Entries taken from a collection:
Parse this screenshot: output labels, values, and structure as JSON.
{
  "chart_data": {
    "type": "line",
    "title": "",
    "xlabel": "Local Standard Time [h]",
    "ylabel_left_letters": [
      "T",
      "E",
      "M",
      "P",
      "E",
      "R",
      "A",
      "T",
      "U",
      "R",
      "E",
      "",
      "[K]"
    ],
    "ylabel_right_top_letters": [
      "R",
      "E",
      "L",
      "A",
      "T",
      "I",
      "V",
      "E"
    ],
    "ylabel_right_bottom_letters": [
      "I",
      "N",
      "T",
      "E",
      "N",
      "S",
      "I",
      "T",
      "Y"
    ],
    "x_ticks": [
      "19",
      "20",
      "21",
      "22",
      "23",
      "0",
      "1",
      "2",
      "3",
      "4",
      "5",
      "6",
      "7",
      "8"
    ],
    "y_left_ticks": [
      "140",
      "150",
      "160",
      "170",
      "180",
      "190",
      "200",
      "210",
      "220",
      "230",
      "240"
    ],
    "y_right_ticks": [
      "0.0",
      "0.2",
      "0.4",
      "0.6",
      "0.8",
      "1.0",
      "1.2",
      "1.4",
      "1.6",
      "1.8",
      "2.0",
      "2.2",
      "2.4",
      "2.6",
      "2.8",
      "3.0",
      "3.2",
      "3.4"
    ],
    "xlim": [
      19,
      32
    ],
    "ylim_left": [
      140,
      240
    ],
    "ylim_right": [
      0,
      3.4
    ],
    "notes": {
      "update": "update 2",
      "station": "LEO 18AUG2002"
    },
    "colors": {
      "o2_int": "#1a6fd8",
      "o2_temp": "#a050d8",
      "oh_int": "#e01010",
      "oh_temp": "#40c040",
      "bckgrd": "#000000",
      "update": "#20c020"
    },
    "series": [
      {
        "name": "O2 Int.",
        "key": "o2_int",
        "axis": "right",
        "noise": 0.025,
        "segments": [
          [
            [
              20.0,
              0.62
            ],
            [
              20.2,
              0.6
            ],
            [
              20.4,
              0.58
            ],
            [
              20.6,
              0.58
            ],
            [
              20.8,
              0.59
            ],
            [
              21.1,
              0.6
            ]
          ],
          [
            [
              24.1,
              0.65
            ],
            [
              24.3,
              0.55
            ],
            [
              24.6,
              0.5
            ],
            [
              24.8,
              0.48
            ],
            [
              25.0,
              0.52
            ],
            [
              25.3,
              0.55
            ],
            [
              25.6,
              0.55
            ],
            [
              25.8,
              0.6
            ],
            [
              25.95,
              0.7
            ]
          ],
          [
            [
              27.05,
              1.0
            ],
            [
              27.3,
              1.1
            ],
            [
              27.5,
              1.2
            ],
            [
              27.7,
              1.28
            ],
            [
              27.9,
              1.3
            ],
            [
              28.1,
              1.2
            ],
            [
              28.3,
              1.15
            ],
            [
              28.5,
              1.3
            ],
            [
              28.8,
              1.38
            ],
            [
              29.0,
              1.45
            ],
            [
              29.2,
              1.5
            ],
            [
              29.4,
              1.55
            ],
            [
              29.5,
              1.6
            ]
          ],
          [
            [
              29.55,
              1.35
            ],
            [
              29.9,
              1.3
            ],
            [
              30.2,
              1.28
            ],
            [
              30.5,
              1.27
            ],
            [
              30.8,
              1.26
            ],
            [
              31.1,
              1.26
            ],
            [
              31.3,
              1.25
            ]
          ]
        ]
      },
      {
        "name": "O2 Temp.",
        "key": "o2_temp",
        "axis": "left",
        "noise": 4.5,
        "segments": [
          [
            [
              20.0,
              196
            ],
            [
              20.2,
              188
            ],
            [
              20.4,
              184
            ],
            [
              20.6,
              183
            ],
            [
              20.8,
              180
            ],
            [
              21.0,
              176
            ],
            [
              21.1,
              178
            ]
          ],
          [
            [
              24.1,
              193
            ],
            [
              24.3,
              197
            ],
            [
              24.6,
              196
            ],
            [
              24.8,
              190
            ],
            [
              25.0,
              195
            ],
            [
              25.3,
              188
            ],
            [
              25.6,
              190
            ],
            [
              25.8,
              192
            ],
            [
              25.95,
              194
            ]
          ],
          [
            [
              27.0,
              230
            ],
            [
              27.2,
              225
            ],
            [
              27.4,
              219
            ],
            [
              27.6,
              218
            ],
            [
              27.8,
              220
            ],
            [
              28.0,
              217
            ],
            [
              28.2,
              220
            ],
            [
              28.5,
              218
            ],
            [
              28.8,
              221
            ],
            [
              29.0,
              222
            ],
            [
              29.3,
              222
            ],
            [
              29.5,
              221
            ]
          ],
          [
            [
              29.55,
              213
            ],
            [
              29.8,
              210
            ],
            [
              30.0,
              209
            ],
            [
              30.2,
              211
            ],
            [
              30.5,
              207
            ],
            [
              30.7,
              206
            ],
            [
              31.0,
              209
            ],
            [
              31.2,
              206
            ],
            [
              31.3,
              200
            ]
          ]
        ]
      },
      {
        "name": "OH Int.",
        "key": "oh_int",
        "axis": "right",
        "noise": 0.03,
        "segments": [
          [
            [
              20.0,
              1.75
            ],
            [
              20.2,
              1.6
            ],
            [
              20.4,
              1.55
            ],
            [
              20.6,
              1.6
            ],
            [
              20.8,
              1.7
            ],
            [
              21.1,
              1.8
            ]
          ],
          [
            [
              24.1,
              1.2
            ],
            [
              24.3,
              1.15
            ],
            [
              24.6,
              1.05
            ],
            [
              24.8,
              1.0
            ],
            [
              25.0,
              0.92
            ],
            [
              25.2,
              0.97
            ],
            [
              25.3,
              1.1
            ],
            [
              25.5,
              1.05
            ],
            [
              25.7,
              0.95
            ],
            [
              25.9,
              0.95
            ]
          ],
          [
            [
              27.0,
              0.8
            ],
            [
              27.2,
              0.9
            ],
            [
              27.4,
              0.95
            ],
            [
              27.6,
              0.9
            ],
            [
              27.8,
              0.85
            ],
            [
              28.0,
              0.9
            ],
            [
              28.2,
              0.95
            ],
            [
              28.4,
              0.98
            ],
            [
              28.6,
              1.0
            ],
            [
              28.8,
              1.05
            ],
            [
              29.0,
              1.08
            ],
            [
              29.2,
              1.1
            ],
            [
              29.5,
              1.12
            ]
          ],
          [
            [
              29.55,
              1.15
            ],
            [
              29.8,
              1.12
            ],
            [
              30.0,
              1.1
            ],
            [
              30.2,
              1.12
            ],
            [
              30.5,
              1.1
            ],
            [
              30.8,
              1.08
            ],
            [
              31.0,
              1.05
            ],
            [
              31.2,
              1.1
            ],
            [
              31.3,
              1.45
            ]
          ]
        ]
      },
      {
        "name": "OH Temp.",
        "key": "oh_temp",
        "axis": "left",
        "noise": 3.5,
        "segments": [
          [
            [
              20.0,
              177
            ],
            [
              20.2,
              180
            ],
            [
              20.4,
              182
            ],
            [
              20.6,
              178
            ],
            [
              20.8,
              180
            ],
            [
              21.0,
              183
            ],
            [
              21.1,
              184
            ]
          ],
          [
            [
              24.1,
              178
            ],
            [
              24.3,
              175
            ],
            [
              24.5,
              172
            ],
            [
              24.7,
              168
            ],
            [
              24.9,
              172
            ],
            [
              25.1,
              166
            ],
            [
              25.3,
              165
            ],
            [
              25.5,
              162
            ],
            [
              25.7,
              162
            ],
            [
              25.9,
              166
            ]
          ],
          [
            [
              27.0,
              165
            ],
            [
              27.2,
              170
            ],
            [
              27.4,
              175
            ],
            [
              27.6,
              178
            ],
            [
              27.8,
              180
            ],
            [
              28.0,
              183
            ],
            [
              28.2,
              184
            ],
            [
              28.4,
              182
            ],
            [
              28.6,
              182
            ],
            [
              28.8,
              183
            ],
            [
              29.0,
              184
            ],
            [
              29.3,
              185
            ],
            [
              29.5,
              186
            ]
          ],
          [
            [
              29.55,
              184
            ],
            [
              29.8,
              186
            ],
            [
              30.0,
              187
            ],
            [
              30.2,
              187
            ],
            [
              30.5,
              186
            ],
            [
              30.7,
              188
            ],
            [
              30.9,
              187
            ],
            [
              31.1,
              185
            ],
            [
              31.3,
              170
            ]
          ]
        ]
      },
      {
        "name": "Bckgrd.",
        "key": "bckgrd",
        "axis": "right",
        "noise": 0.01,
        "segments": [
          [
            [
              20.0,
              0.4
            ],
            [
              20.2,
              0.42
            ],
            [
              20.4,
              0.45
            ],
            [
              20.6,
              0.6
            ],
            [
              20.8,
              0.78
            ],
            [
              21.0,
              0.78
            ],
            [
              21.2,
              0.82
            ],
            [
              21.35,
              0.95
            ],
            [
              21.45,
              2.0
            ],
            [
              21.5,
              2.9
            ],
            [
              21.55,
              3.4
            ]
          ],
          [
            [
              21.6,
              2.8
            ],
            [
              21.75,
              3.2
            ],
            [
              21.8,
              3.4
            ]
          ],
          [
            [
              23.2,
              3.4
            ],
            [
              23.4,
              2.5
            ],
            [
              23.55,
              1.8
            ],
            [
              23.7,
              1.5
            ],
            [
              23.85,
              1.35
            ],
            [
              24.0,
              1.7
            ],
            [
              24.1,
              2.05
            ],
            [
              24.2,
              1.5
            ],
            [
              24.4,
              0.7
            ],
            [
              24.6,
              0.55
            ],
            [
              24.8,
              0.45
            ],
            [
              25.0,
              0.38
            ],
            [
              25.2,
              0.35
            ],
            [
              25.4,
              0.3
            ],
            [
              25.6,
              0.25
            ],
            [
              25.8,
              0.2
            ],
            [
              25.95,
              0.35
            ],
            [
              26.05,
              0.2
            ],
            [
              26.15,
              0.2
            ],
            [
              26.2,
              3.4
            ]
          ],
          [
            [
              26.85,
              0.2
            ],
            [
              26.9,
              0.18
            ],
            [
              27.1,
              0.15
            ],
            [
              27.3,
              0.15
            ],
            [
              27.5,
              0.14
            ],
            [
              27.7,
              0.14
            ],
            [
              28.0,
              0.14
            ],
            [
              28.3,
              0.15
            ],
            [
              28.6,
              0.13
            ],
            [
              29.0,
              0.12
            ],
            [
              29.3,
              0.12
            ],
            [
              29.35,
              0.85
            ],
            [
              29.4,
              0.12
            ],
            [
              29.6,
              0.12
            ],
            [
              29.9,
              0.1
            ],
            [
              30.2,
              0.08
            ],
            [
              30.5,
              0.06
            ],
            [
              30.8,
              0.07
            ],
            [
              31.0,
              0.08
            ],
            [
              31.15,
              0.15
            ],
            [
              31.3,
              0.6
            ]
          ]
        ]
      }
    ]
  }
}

To be done: Out of the preceding entries, pull every line containing the string "name".

Written reply:
        "name": "O2 Int.",
        "name": "O2 Temp.",
        "name": "OH Int.",
        "name": "OH Temp.",
        "name": "Bckgrd.",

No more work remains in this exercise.